-- Exercise goal --
Where a line in the listing below contains the word "свободный", copy that line.

(Collection entries)

:::::

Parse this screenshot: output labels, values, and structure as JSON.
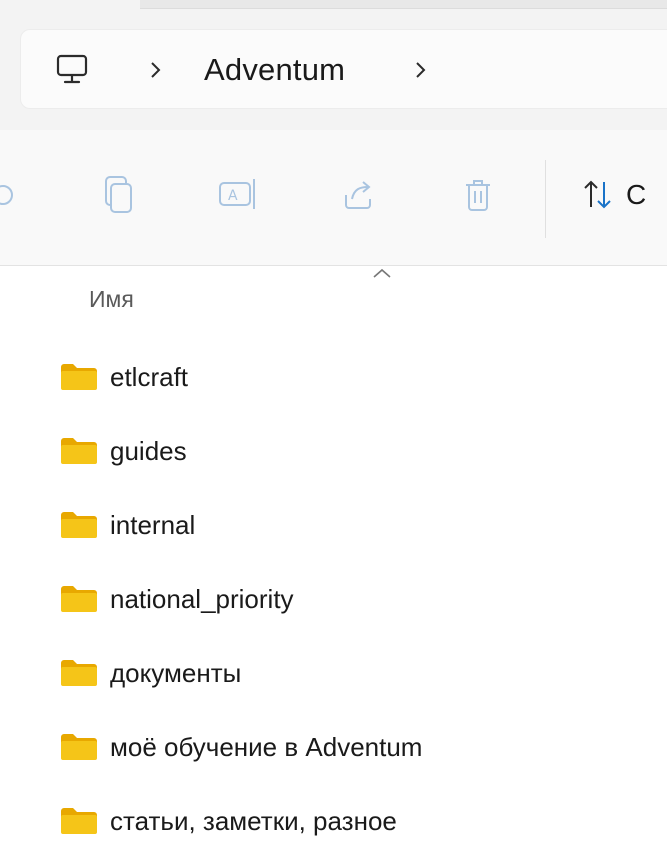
{
  "breadcrumb": {
    "root_icon": "this-pc-icon",
    "items": [
      "Adventum"
    ]
  },
  "toolbar": {
    "buttons": [
      {
        "name": "copy-button",
        "icon": "copy-icon"
      },
      {
        "name": "paste-button",
        "icon": "paste-icon"
      },
      {
        "name": "rename-button",
        "icon": "rename-icon"
      },
      {
        "name": "share-button",
        "icon": "share-icon"
      },
      {
        "name": "delete-button",
        "icon": "trash-icon"
      }
    ],
    "sort_label": "С"
  },
  "columns": {
    "name": "Имя"
  },
  "files": [
    {
      "name": "etlcraft",
      "type": "folder"
    },
    {
      "name": "guides",
      "type": "folder"
    },
    {
      "name": "internal",
      "type": "folder"
    },
    {
      "name": "national_priority",
      "type": "folder"
    },
    {
      "name": "документы",
      "type": "folder"
    },
    {
      "name": "моё обучение в Adventum",
      "type": "folder"
    },
    {
      "name": "статьи, заметки, разное",
      "type": "folder"
    }
  ],
  "colors": {
    "folder": "#f5c518",
    "folder_dark": "#e8a800",
    "accent_blue": "#1a73c8",
    "disabled_icon": "#a9c4e0"
  }
}
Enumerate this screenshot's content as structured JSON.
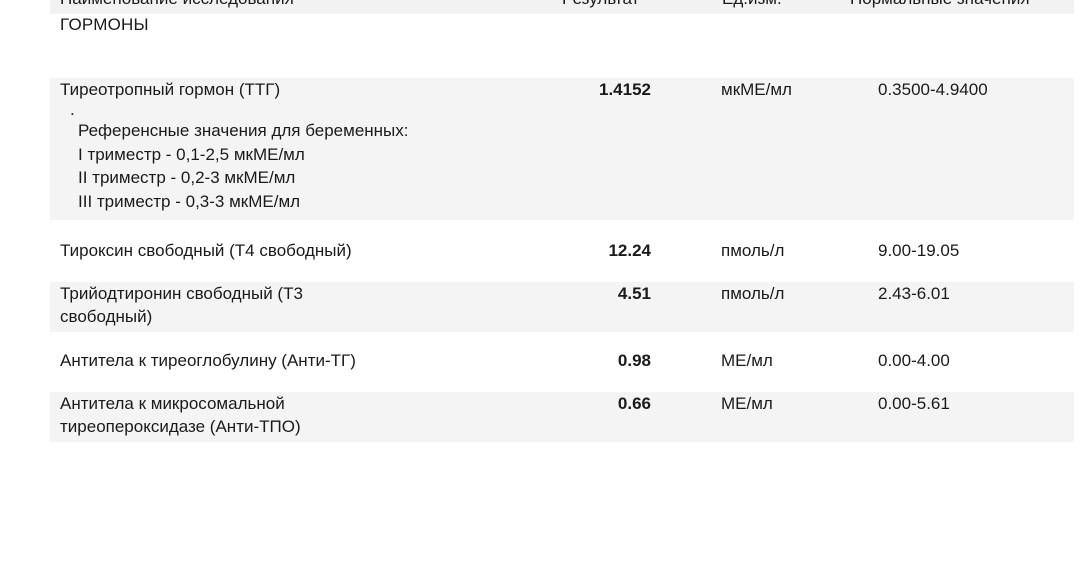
{
  "table_header": {
    "name": "Наименование исследования",
    "result": "Результат",
    "unit": "Ед.изм.",
    "norm": "Нормальные значения"
  },
  "section": {
    "title": "ГОРМОНЫ"
  },
  "rows": [
    {
      "name": "Тиреотропный гормон (ТТГ)",
      "result": "1.4152",
      "unit": "мкМЕ/мл",
      "norm": "0.3500-4.9400",
      "notes": [
        ".",
        "Референсные значения для беременных:",
        "I триместр - 0,1-2,5 мкМЕ/мл",
        "II триместр - 0,2-3 мкМЕ/мл",
        "III триместр - 0,3-3 мкМЕ/мл"
      ]
    },
    {
      "name": "Тироксин свободный (Т4 свободный)",
      "result": "12.24",
      "unit": "пмоль/л",
      "norm": "9.00-19.05"
    },
    {
      "name": "Трийодтиронин свободный (Т3 свободный)",
      "result": "4.51",
      "unit": "пмоль/л",
      "norm": "2.43-6.01"
    },
    {
      "name": "Антитела к тиреоглобулину (Анти-ТГ)",
      "result": "0.98",
      "unit": "МЕ/мл",
      "norm": "0.00-4.00"
    },
    {
      "name": "Антитела к микросомальной тиреопероксидазе (Анти-ТПО)",
      "result": "0.66",
      "unit": "МЕ/мл",
      "norm": "0.00-5.61"
    }
  ]
}
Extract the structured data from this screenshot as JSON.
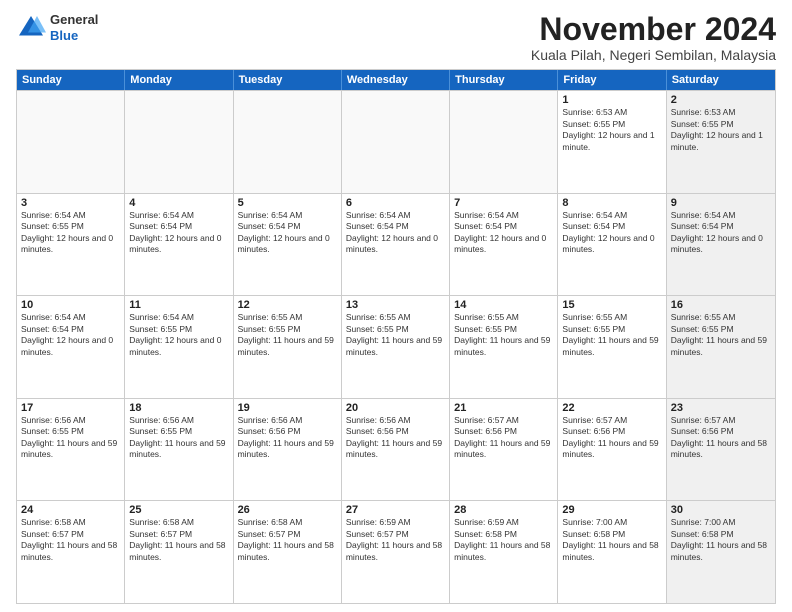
{
  "logo": {
    "general": "General",
    "blue": "Blue"
  },
  "header": {
    "month": "November 2024",
    "location": "Kuala Pilah, Negeri Sembilan, Malaysia"
  },
  "weekdays": [
    "Sunday",
    "Monday",
    "Tuesday",
    "Wednesday",
    "Thursday",
    "Friday",
    "Saturday"
  ],
  "rows": [
    [
      {
        "day": "",
        "info": "",
        "empty": true
      },
      {
        "day": "",
        "info": "",
        "empty": true
      },
      {
        "day": "",
        "info": "",
        "empty": true
      },
      {
        "day": "",
        "info": "",
        "empty": true
      },
      {
        "day": "",
        "info": "",
        "empty": true
      },
      {
        "day": "1",
        "info": "Sunrise: 6:53 AM\nSunset: 6:55 PM\nDaylight: 12 hours and 1 minute.",
        "empty": false,
        "shaded": false
      },
      {
        "day": "2",
        "info": "Sunrise: 6:53 AM\nSunset: 6:55 PM\nDaylight: 12 hours and 1 minute.",
        "empty": false,
        "shaded": true
      }
    ],
    [
      {
        "day": "3",
        "info": "Sunrise: 6:54 AM\nSunset: 6:55 PM\nDaylight: 12 hours and 0 minutes.",
        "empty": false,
        "shaded": false
      },
      {
        "day": "4",
        "info": "Sunrise: 6:54 AM\nSunset: 6:54 PM\nDaylight: 12 hours and 0 minutes.",
        "empty": false,
        "shaded": false
      },
      {
        "day": "5",
        "info": "Sunrise: 6:54 AM\nSunset: 6:54 PM\nDaylight: 12 hours and 0 minutes.",
        "empty": false,
        "shaded": false
      },
      {
        "day": "6",
        "info": "Sunrise: 6:54 AM\nSunset: 6:54 PM\nDaylight: 12 hours and 0 minutes.",
        "empty": false,
        "shaded": false
      },
      {
        "day": "7",
        "info": "Sunrise: 6:54 AM\nSunset: 6:54 PM\nDaylight: 12 hours and 0 minutes.",
        "empty": false,
        "shaded": false
      },
      {
        "day": "8",
        "info": "Sunrise: 6:54 AM\nSunset: 6:54 PM\nDaylight: 12 hours and 0 minutes.",
        "empty": false,
        "shaded": false
      },
      {
        "day": "9",
        "info": "Sunrise: 6:54 AM\nSunset: 6:54 PM\nDaylight: 12 hours and 0 minutes.",
        "empty": false,
        "shaded": true
      }
    ],
    [
      {
        "day": "10",
        "info": "Sunrise: 6:54 AM\nSunset: 6:54 PM\nDaylight: 12 hours and 0 minutes.",
        "empty": false,
        "shaded": false
      },
      {
        "day": "11",
        "info": "Sunrise: 6:54 AM\nSunset: 6:55 PM\nDaylight: 12 hours and 0 minutes.",
        "empty": false,
        "shaded": false
      },
      {
        "day": "12",
        "info": "Sunrise: 6:55 AM\nSunset: 6:55 PM\nDaylight: 11 hours and 59 minutes.",
        "empty": false,
        "shaded": false
      },
      {
        "day": "13",
        "info": "Sunrise: 6:55 AM\nSunset: 6:55 PM\nDaylight: 11 hours and 59 minutes.",
        "empty": false,
        "shaded": false
      },
      {
        "day": "14",
        "info": "Sunrise: 6:55 AM\nSunset: 6:55 PM\nDaylight: 11 hours and 59 minutes.",
        "empty": false,
        "shaded": false
      },
      {
        "day": "15",
        "info": "Sunrise: 6:55 AM\nSunset: 6:55 PM\nDaylight: 11 hours and 59 minutes.",
        "empty": false,
        "shaded": false
      },
      {
        "day": "16",
        "info": "Sunrise: 6:55 AM\nSunset: 6:55 PM\nDaylight: 11 hours and 59 minutes.",
        "empty": false,
        "shaded": true
      }
    ],
    [
      {
        "day": "17",
        "info": "Sunrise: 6:56 AM\nSunset: 6:55 PM\nDaylight: 11 hours and 59 minutes.",
        "empty": false,
        "shaded": false
      },
      {
        "day": "18",
        "info": "Sunrise: 6:56 AM\nSunset: 6:55 PM\nDaylight: 11 hours and 59 minutes.",
        "empty": false,
        "shaded": false
      },
      {
        "day": "19",
        "info": "Sunrise: 6:56 AM\nSunset: 6:56 PM\nDaylight: 11 hours and 59 minutes.",
        "empty": false,
        "shaded": false
      },
      {
        "day": "20",
        "info": "Sunrise: 6:56 AM\nSunset: 6:56 PM\nDaylight: 11 hours and 59 minutes.",
        "empty": false,
        "shaded": false
      },
      {
        "day": "21",
        "info": "Sunrise: 6:57 AM\nSunset: 6:56 PM\nDaylight: 11 hours and 59 minutes.",
        "empty": false,
        "shaded": false
      },
      {
        "day": "22",
        "info": "Sunrise: 6:57 AM\nSunset: 6:56 PM\nDaylight: 11 hours and 59 minutes.",
        "empty": false,
        "shaded": false
      },
      {
        "day": "23",
        "info": "Sunrise: 6:57 AM\nSunset: 6:56 PM\nDaylight: 11 hours and 58 minutes.",
        "empty": false,
        "shaded": true
      }
    ],
    [
      {
        "day": "24",
        "info": "Sunrise: 6:58 AM\nSunset: 6:57 PM\nDaylight: 11 hours and 58 minutes.",
        "empty": false,
        "shaded": false
      },
      {
        "day": "25",
        "info": "Sunrise: 6:58 AM\nSunset: 6:57 PM\nDaylight: 11 hours and 58 minutes.",
        "empty": false,
        "shaded": false
      },
      {
        "day": "26",
        "info": "Sunrise: 6:58 AM\nSunset: 6:57 PM\nDaylight: 11 hours and 58 minutes.",
        "empty": false,
        "shaded": false
      },
      {
        "day": "27",
        "info": "Sunrise: 6:59 AM\nSunset: 6:57 PM\nDaylight: 11 hours and 58 minutes.",
        "empty": false,
        "shaded": false
      },
      {
        "day": "28",
        "info": "Sunrise: 6:59 AM\nSunset: 6:58 PM\nDaylight: 11 hours and 58 minutes.",
        "empty": false,
        "shaded": false
      },
      {
        "day": "29",
        "info": "Sunrise: 7:00 AM\nSunset: 6:58 PM\nDaylight: 11 hours and 58 minutes.",
        "empty": false,
        "shaded": false
      },
      {
        "day": "30",
        "info": "Sunrise: 7:00 AM\nSunset: 6:58 PM\nDaylight: 11 hours and 58 minutes.",
        "empty": false,
        "shaded": true
      }
    ]
  ]
}
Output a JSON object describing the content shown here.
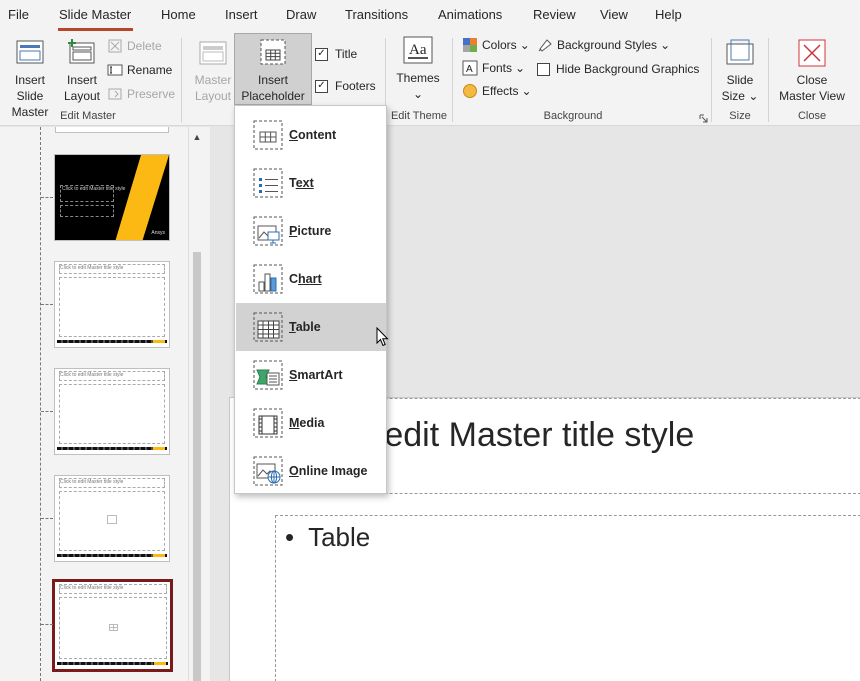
{
  "tabs": [
    {
      "label": "File"
    },
    {
      "label": "Slide Master",
      "active": true
    },
    {
      "label": "Home"
    },
    {
      "label": "Insert"
    },
    {
      "label": "Draw"
    },
    {
      "label": "Transitions"
    },
    {
      "label": "Animations"
    },
    {
      "label": "Review"
    },
    {
      "label": "View"
    },
    {
      "label": "Help"
    }
  ],
  "ribbon": {
    "insert_slide_master": "Insert Slide Master",
    "insert_slide_master_l1": "Insert Slide",
    "insert_slide_master_l2": "Master",
    "insert_layout_l1": "Insert",
    "insert_layout_l2": "Layout",
    "delete": "Delete",
    "rename": "Rename",
    "preserve": "Preserve",
    "master_layout_l1": "Master",
    "master_layout_l2": "Layout",
    "insert_placeholder_l1": "Insert",
    "insert_placeholder_l2": "Placeholder",
    "title_check": "Title",
    "footers_check": "Footers",
    "themes": "Themes",
    "colors": "Colors",
    "fonts": "Fonts",
    "effects": "Effects",
    "background_styles": "Background Styles",
    "hide_background_graphics": "Hide Background Graphics",
    "slide_size_l1": "Slide",
    "slide_size_l2": "Size",
    "close_master_view_l1": "Close",
    "close_master_view_l2": "Master View",
    "groups": {
      "edit_master": "Edit Master",
      "edit_theme": "Edit Theme",
      "background": "Background",
      "size": "Size",
      "close": "Close"
    }
  },
  "thumbnails": {
    "title_text": "Click to edit Master title style",
    "dark_title_text": "Click to edit Master title style",
    "brand_text": "Ansys"
  },
  "slide": {
    "title": "o edit Master title style",
    "bullet": "•",
    "body": "Table"
  },
  "insert_placeholder_menu": {
    "items": [
      {
        "label": "Content",
        "accel": "C",
        "rest": "ontent",
        "icon": "content-placeholder-icon"
      },
      {
        "label": "Text",
        "accel": "T",
        "rest": "ext",
        "icon": "text-placeholder-icon"
      },
      {
        "label": "Picture",
        "accel": "P",
        "rest": "icture",
        "icon": "picture-placeholder-icon"
      },
      {
        "label": "Chart",
        "accel": "C",
        "rest": "hart",
        "icon": "chart-placeholder-icon"
      },
      {
        "label": "Table",
        "accel": "T",
        "rest": "able",
        "icon": "table-placeholder-icon",
        "hovered": true
      },
      {
        "label": "SmartArt",
        "accel": "S",
        "rest": "martArt",
        "icon": "smartart-placeholder-icon"
      },
      {
        "label": "Media",
        "accel": "M",
        "rest": "edia",
        "icon": "media-placeholder-icon"
      },
      {
        "label": "Online Image",
        "accel": "O",
        "rest": "nline Image",
        "icon": "online-image-placeholder-icon"
      }
    ]
  },
  "colors": {
    "accent_red": "#b7472a",
    "selected_thumb_border": "#7b1a1a",
    "brand_yellow": "#fdb913",
    "menu_hover": "#d2d2d2"
  }
}
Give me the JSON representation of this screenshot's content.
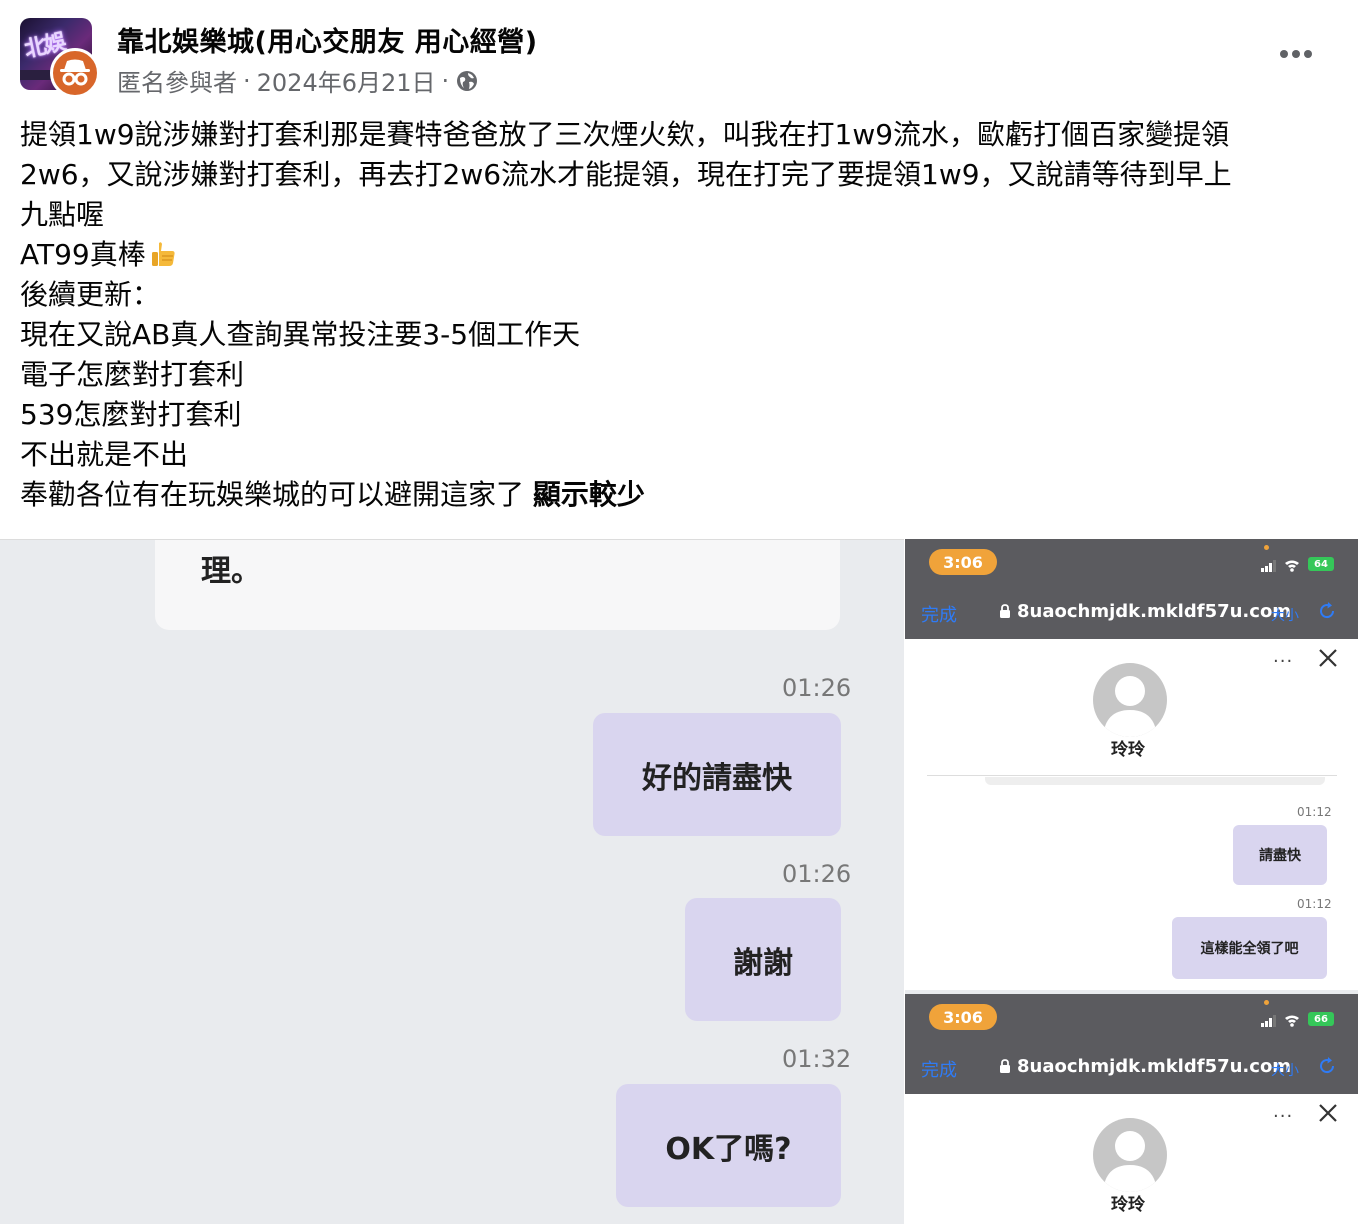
{
  "header": {
    "group_name": "靠北娛樂城(用心交朋友 用心經營)",
    "author": "匿名參與者",
    "separator": "·",
    "date": "2024年6月21日",
    "group_thumb_text": "北娛",
    "icons": {
      "anon": "anonymous-icon",
      "privacy": "globe-icon",
      "more": "more-horizontal-icon"
    }
  },
  "post": {
    "lines": [
      "提領1w9說涉嫌對打套利那是賽特爸爸放了三次煙火欸，叫我在打1w9流水，歐虧打個百家變提領",
      "2w6，又說涉嫌對打套利，再去打2w6流水才能提領，現在打完了要提領1w9，又說請等待到早上",
      "九點喔",
      "AT99真棒",
      "後續更新：",
      "現在又說AB真人查詢異常投注要3-5個工作天",
      "電子怎麼對打套利",
      "539怎麼對打套利",
      "不出就是不出",
      "奉勸各位有在玩娛樂城的可以避開這家了"
    ],
    "show_less": "顯示較少"
  },
  "image_left": {
    "top_bubble": "理。",
    "messages": [
      {
        "time": "01:26",
        "text": "好的請盡快"
      },
      {
        "time": "01:26",
        "text": "謝謝"
      },
      {
        "time": "01:32",
        "text": "OK了嗎?"
      }
    ]
  },
  "image_right": {
    "phones": [
      {
        "time": "3:06",
        "battery": "64",
        "done": "完成",
        "url": "8uaochmjdk.mkldf57u.com",
        "size": "大小",
        "more": "···",
        "contact": "玲玲",
        "messages": [
          {
            "time": "01:12",
            "text": "請盡快"
          },
          {
            "time": "01:12",
            "text": "這樣能全領了吧"
          }
        ]
      },
      {
        "time": "3:06",
        "battery": "66",
        "done": "完成",
        "url": "8uaochmjdk.mkldf57u.com",
        "size": "大小",
        "more": "···",
        "contact": "玲玲"
      }
    ]
  },
  "colors": {
    "bubble": "#d9d5ef",
    "accent_blue": "#2f7bf5",
    "status_orange": "#f0a33a",
    "anon_badge": "#d8662a"
  }
}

:::::

-- Full response --
      "name": "Тироксин свободный (Т4 свободный)",
      "name": "Трийодтиронин свободный (Т3 свободный)",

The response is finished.